- Task to complete: Each line of the listing that contains the word "treba" is to be copied.

- Input records:

>>>>

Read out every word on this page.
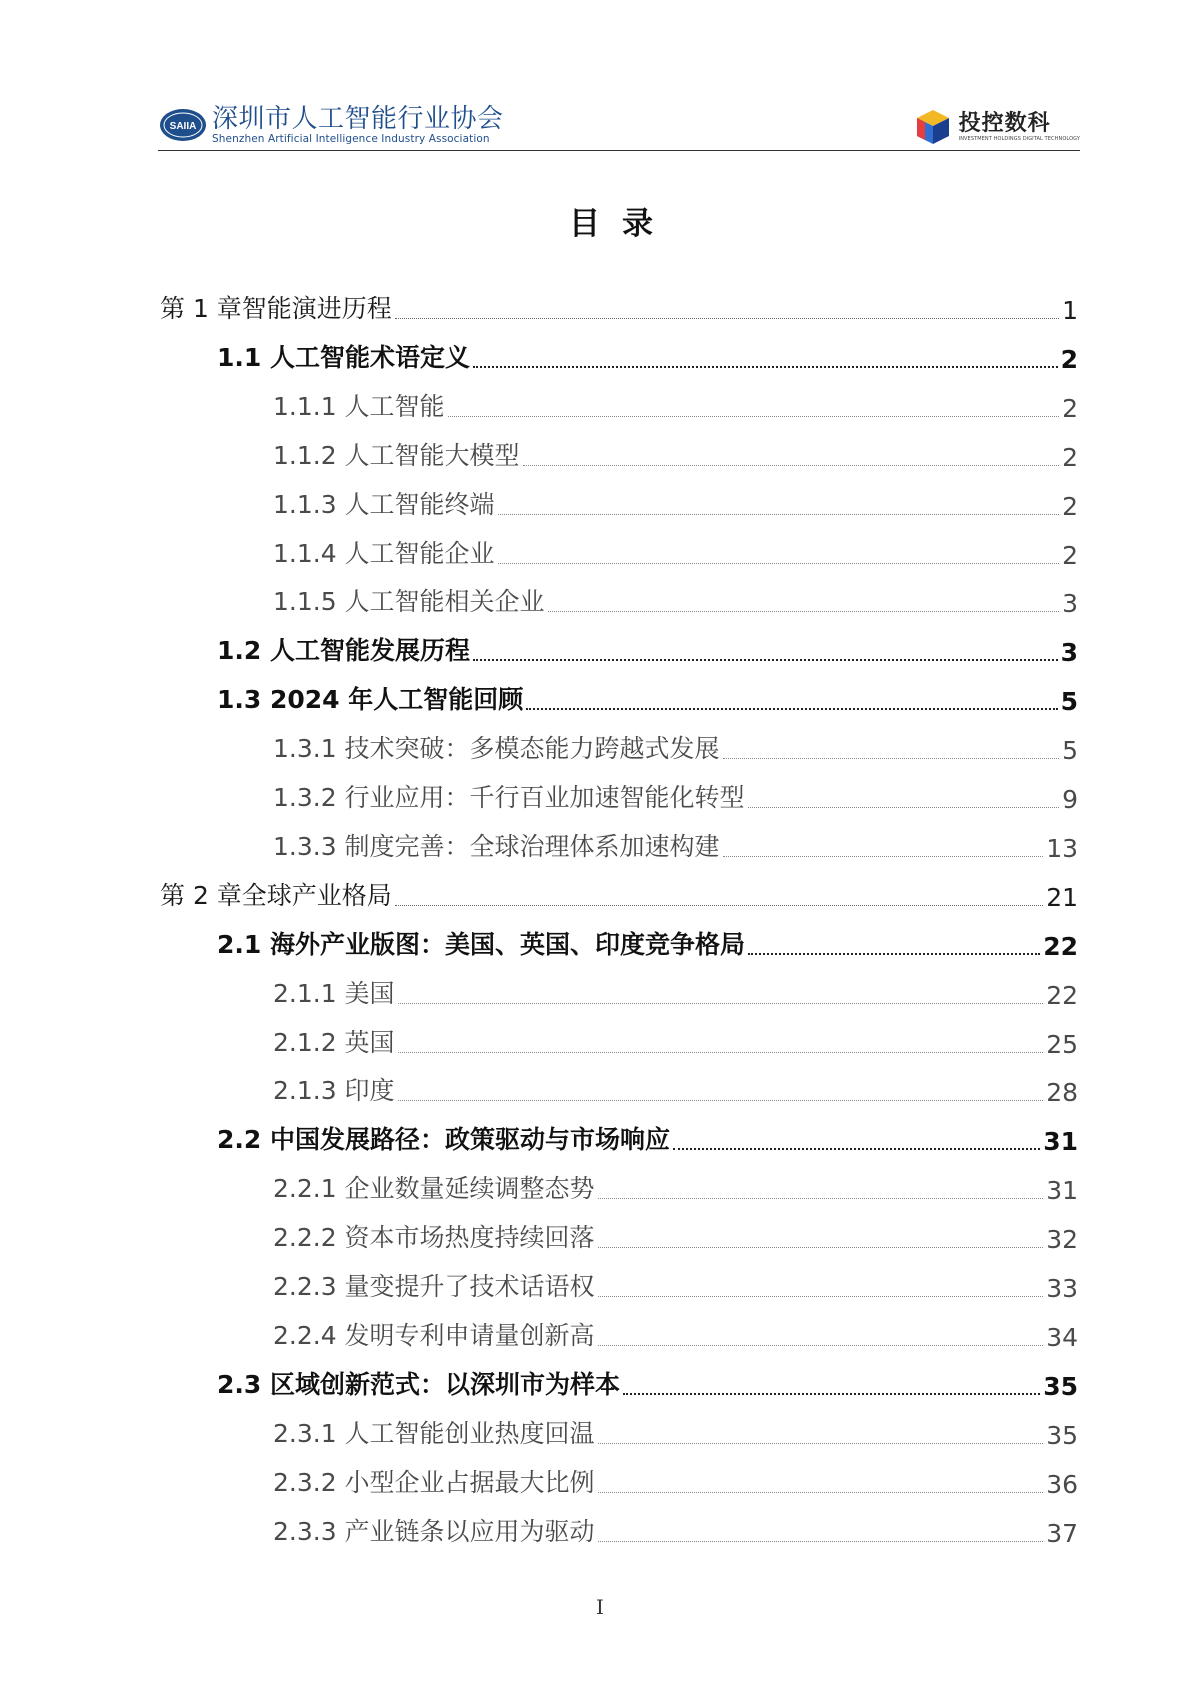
SAIIA 深圳市人工智能行业协会
Shenzhen Artificial Intelligence Industry Association
投控数科
INVESTMENT HOLDINGS DIGITAL TECHNOLOGY
目录
第 1 章智能演进历程	1
1.1 人工智能术语定义	2
1.1.1 人工智能	2
1.1.2 人工智能大模型	2
1.1.3 人工智能终端	2
1.1.4 人工智能企业	2
1.1.5 人工智能相关企业	3
1.2 人工智能发展历程	3
1.3 2024 年人工智能回顾	5
1.3.1 技术突破：多模态能力跨越式发展	5
1.3.2 行业应用：千行百业加速智能化转型	9
1.3.3 制度完善：全球治理体系加速构建	13
第 2 章全球产业格局	21
2.1 海外产业版图：美国、英国、印度竞争格局	22
2.1.1 美国	22
2.1.2 英国	25
2.1.3 印度	28
2.2 中国发展路径：政策驱动与市场响应	31
2.2.1 企业数量延续调整态势	31
2.2.2 资本市场热度持续回落	32
2.2.3 量变提升了技术话语权	33
2.2.4 发明专利申请量创新高	34
2.3 区域创新范式：以深圳市为样本	35
2.3.1 人工智能创业热度回温	35
2.3.2 小型企业占据最大比例	36
2.3.3 产业链条以应用为驱动	37
I
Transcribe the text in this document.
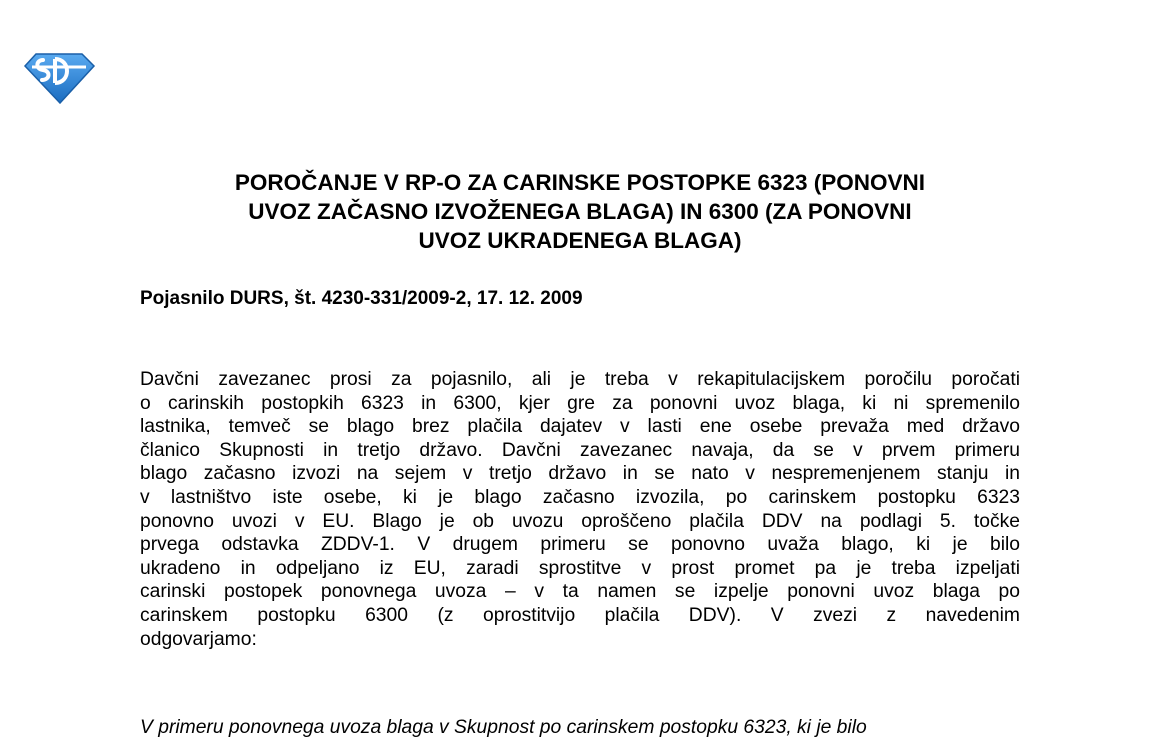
POROČANJE V RP-O ZA CARINSKE POSTOPKE 6323 (PONOVNI
UVOZ ZAČASNO IZVOŽENEGA BLAGA) IN 6300 (ZA PONOVNI
UVOZ UKRADENEGA BLAGA)
Pojasnilo DURS, št. 4230-331/2009-2, 17. 12. 2009
Davčni zavezanec prosi za pojasnilo, ali je treba v rekapitulacijskem poročilu poročati
o carinskih postopkih 6323 in 6300, kjer gre za ponovni uvoz blaga, ki ni spremenilo
lastnika, temveč se blago brez plačila dajatev v lasti ene osebe prevaža med državo
članico Skupnosti in tretjo državo. Davčni zavezanec navaja, da se v prvem primeru
blago začasno izvozi na sejem v tretjo državo in se nato v nespremenjenem stanju in
v lastništvo iste osebe, ki je blago začasno izvozila, po carinskem postopku 6323
ponovno uvozi v EU. Blago je ob uvozu oproščeno plačila DDV na podlagi 5. točke
prvega odstavka ZDDV-1. V drugem primeru se ponovno uvaža blago, ki je bilo
ukradeno in odpeljano iz EU, zaradi sprostitve v prost promet pa je treba izpeljati
carinski postopek ponovnega uvoza – v ta namen se izpelje ponovni uvoz blaga po
carinskem postopku 6300 (z oprostitvijo plačila DDV). V zvezi z navedenim
odgovarjamo:
V primeru ponovnega uvoza blaga v Skupnost po carinskem postopku 6323, ki je bilo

<<<<

- Output of the exercise:
Davčni zavezanec prosi za pojasnilo, ali je treba v rekapitulacijskem poročilu poročati
ukradeno in odpeljano iz EU, zaradi sprostitve v prost promet pa je treba izpeljati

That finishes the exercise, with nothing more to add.